Images should be left out, and everything else in the listing reproduced exactly.

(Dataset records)

☆ ☆ ☆

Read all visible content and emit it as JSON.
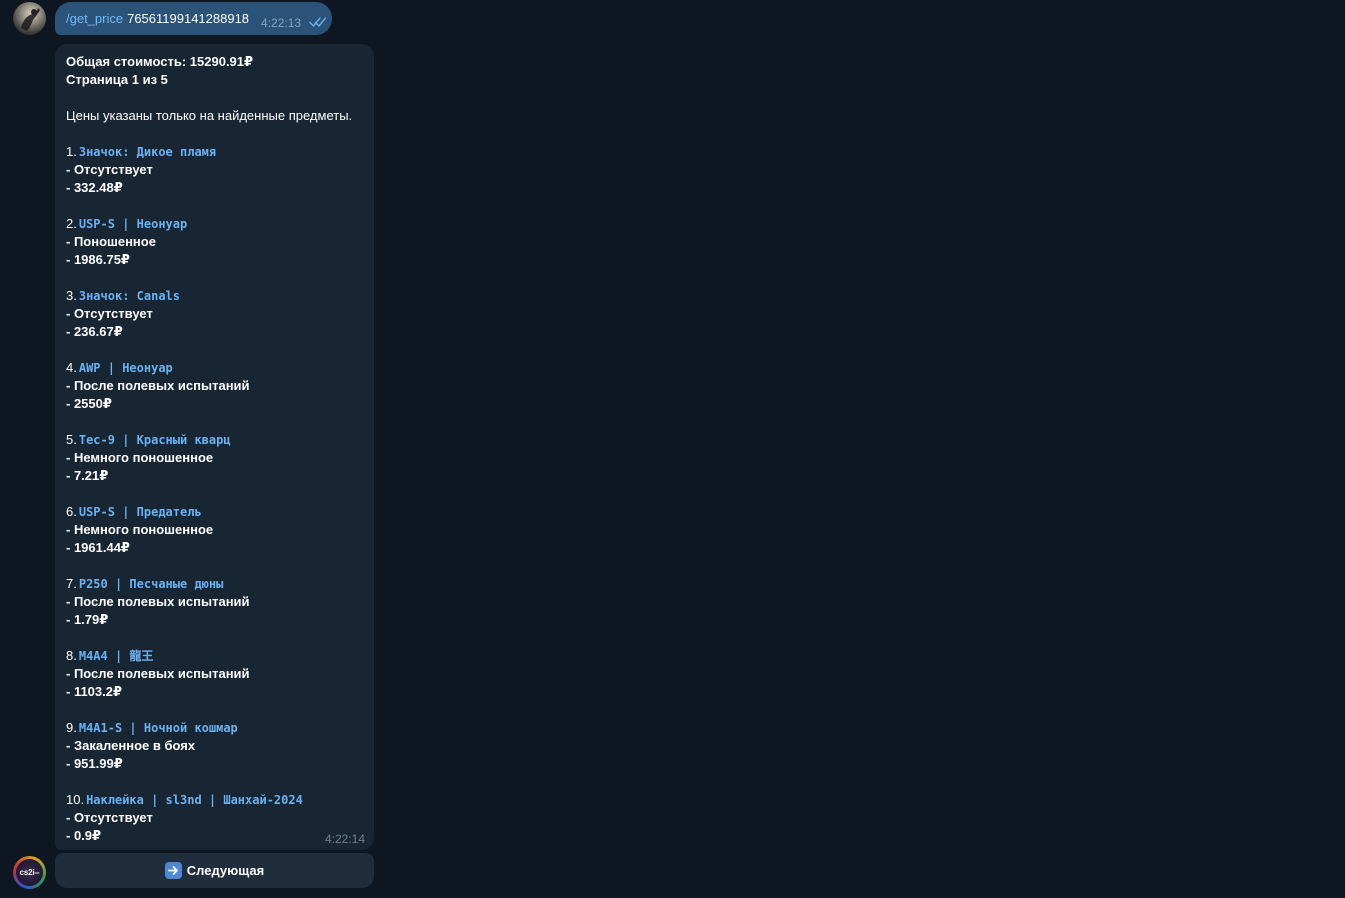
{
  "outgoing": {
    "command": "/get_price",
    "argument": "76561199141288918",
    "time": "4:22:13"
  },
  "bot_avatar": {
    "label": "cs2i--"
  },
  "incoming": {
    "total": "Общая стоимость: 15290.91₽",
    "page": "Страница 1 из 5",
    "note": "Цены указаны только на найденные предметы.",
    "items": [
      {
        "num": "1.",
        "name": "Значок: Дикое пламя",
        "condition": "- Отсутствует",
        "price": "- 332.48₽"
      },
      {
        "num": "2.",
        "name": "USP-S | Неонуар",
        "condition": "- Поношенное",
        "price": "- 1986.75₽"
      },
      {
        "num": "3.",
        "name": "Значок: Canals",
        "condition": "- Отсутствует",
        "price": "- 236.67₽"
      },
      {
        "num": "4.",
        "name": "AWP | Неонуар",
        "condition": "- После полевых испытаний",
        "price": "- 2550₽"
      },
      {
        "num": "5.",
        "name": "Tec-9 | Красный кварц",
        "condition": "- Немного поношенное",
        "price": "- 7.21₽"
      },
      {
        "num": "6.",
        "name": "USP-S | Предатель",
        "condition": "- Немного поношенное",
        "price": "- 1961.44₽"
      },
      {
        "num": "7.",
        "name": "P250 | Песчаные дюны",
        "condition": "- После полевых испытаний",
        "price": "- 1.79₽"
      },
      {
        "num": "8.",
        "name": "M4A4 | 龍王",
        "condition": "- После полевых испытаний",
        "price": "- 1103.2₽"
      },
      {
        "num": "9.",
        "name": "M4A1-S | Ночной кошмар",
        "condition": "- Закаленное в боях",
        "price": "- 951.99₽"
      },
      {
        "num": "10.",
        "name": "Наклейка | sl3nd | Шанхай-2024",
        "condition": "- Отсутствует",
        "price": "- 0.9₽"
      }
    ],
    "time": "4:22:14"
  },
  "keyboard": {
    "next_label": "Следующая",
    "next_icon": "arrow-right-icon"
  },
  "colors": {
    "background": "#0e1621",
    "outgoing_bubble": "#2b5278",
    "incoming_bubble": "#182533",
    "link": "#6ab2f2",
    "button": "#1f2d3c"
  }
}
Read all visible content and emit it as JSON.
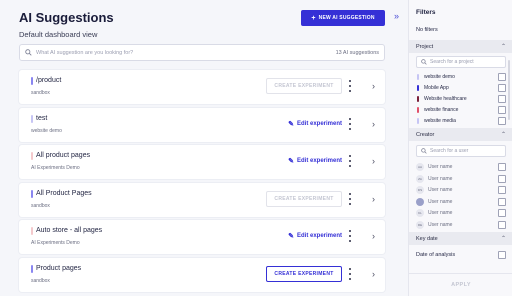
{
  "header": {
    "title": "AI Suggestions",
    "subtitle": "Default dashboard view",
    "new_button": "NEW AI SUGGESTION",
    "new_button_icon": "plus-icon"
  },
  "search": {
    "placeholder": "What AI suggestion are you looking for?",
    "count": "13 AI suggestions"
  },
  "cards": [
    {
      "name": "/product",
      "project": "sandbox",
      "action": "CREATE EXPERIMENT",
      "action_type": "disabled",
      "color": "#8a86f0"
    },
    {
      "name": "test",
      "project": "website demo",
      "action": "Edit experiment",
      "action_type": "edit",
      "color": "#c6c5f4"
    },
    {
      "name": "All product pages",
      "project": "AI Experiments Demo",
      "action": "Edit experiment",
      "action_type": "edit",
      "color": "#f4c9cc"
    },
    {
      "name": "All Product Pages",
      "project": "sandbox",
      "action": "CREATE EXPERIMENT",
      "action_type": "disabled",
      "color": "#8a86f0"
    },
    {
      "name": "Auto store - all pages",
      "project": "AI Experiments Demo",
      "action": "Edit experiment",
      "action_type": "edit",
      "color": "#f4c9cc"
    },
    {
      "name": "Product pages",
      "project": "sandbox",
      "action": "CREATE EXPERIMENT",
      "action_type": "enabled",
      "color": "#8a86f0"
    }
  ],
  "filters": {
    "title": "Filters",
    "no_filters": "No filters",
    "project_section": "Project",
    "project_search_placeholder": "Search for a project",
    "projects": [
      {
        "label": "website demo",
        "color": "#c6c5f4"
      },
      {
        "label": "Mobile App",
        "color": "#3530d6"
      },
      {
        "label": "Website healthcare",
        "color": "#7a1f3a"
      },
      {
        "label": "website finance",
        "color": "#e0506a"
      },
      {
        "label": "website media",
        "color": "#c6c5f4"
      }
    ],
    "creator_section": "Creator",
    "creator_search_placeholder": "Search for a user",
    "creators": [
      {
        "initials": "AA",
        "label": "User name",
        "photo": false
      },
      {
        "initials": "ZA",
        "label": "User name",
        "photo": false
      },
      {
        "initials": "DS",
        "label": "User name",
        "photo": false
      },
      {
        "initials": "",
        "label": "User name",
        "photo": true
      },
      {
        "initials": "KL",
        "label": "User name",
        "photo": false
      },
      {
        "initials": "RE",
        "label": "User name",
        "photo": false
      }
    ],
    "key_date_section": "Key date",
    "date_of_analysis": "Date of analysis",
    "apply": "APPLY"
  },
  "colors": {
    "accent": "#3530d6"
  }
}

☆ ☆ ☆

◆ Solution to the problem:
Read all visible content and emit it as JSON.
{
  "outgoing": {
    "command": "/get_price",
    "argument": "76561199141288918",
    "time": "4:22:13"
  },
  "bot_avatar": {
    "label": "cs2i--"
  },
  "incoming": {
    "total": "Общая стоимость: 15290.91₽",
    "page": "Страница 1 из 5",
    "note": "Цены указаны только на найденные предметы.",
    "items": [
      {
        "num": "1.",
        "name": "Значок: Дикое пламя",
        "condition": "- Отсутствует",
        "price": "- 332.48₽"
      },
      {
        "num": "2.",
        "name": "USP-S | Неонуар",
        "condition": "- Поношенное",
        "price": "- 1986.75₽"
      },
      {
        "num": "3.",
        "name": "Значок: Canals",
        "condition": "- Отсутствует",
        "price": "- 236.67₽"
      },
      {
        "num": "4.",
        "name": "AWP | Неонуар",
        "condition": "- После полевых испытаний",
        "price": "- 2550₽"
      },
      {
        "num": "5.",
        "name": "Tec-9 | Красный кварц",
        "condition": "- Немного поношенное",
        "price": "- 7.21₽"
      },
      {
        "num": "6.",
        "name": "USP-S | Предатель",
        "condition": "- Немного поношенное",
        "price": "- 1961.44₽"
      },
      {
        "num": "7.",
        "name": "P250 | Песчаные дюны",
        "condition": "- После полевых испытаний",
        "price": "- 1.79₽"
      },
      {
        "num": "8.",
        "name": "M4A4 | 龍王",
        "condition": "- После полевых испытаний",
        "price": "- 1103.2₽"
      },
      {
        "num": "9.",
        "name": "M4A1-S | Ночной кошмар",
        "condition": "- Закаленное в боях",
        "price": "- 951.99₽"
      },
      {
        "num": "10.",
        "name": "Наклейка | sl3nd | Шанхай-2024",
        "condition": "- Отсутствует",
        "price": "- 0.9₽"
      }
    ],
    "time": "4:22:14"
  },
  "keyboard": {
    "next_label": "Следующая",
    "next_icon": "arrow-right-icon"
  },
  "colors": {
    "background": "#0e1621",
    "outgoing_bubble": "#2b5278",
    "incoming_bubble": "#182533",
    "link": "#6ab2f2",
    "button": "#1f2d3c"
  }
}
Read all visible content and emit it as JSON.
{
  "header": {
    "title": "AI Suggestions",
    "subtitle": "Default dashboard view",
    "new_button": "NEW AI SUGGESTION",
    "new_button_icon": "plus-icon"
  },
  "search": {
    "placeholder": "What AI suggestion are you looking for?",
    "count": "13 AI suggestions"
  },
  "cards": [
    {
      "name": "/product",
      "project": "sandbox",
      "action": "CREATE EXPERIMENT",
      "action_type": "disabled",
      "color": "#8a86f0"
    },
    {
      "name": "test",
      "project": "website demo",
      "action": "Edit experiment",
      "action_type": "edit",
      "color": "#c6c5f4"
    },
    {
      "name": "All product pages",
      "project": "AI Experiments Demo",
      "action": "Edit experiment",
      "action_type": "edit",
      "color": "#f4c9cc"
    },
    {
      "name": "All Product Pages",
      "project": "sandbox",
      "action": "CREATE EXPERIMENT",
      "action_type": "disabled",
      "color": "#8a86f0"
    },
    {
      "name": "Auto store - all pages",
      "project": "AI Experiments Demo",
      "action": "Edit experiment",
      "action_type": "edit",
      "color": "#f4c9cc"
    },
    {
      "name": "Product pages",
      "project": "sandbox",
      "action": "CREATE EXPERIMENT",
      "action_type": "enabled",
      "color": "#8a86f0"
    }
  ],
  "filters": {
    "title": "Filters",
    "no_filters": "No filters",
    "project_section": "Project",
    "project_search_placeholder": "Search for a project",
    "projects": [
      {
        "label": "website demo",
        "color": "#c6c5f4"
      },
      {
        "label": "Mobile App",
        "color": "#3530d6"
      },
      {
        "label": "Website healthcare",
        "color": "#7a1f3a"
      },
      {
        "label": "website finance",
        "color": "#e0506a"
      },
      {
        "label": "website media",
        "color": "#c6c5f4"
      }
    ],
    "creator_section": "Creator",
    "creator_search_placeholder": "Search for a user",
    "creators": [
      {
        "initials": "AA",
        "label": "User name",
        "photo": false
      },
      {
        "initials": "ZA",
        "label": "User name",
        "photo": false
      },
      {
        "initials": "DS",
        "label": "User name",
        "photo": false
      },
      {
        "initials": "",
        "label": "User name",
        "photo": true
      },
      {
        "initials": "KL",
        "label": "User name",
        "photo": false
      },
      {
        "initials": "RE",
        "label": "User name",
        "photo": false
      }
    ],
    "key_date_section": "Key date",
    "date_of_analysis": "Date of analysis",
    "apply": "APPLY"
  },
  "colors": {
    "accent": "#3530d6"
  }
}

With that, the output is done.